> **EXERCISE AIM**:
Every line that contains the word "ממלאי" should be copied out.

> **Data excerpts**:
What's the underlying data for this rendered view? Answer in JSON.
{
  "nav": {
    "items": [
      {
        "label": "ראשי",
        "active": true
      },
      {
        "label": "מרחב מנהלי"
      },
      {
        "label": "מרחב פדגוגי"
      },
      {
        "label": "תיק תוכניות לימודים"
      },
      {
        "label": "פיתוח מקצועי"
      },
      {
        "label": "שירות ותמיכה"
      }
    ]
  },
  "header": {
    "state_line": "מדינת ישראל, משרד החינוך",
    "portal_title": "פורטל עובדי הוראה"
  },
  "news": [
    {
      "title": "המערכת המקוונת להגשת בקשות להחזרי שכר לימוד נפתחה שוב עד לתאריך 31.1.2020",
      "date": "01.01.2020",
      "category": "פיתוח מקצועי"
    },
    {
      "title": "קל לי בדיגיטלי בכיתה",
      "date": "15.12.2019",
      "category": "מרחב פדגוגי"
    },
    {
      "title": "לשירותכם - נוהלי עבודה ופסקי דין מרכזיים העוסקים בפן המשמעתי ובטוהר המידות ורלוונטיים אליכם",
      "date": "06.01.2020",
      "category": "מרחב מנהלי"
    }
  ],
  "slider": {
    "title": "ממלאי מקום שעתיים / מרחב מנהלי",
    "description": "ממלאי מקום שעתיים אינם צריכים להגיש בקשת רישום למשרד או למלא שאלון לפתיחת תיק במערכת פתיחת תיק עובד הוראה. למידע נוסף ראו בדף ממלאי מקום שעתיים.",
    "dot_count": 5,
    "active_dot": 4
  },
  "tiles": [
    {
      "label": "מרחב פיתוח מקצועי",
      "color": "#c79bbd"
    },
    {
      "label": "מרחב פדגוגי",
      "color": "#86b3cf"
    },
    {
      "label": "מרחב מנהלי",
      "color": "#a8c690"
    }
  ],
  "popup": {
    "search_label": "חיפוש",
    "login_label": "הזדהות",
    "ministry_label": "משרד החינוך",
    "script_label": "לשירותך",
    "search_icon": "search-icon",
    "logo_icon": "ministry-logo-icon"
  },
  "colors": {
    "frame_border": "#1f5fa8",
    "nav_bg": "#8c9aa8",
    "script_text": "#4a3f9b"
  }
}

> **FINAL ANSWER**:
    "title": "ממלאי מקום שעתיים / מרחב מנהלי",
    "description": "ממלאי מקום שעתיים אינם צריכים להגיש בקשת רישום למשרד או למלא שאלון לפתיחת תיק במערכת פתיחת תיק עובד הוראה. למידע נוסף ראו בדף ממלאי מקום שעתיים.",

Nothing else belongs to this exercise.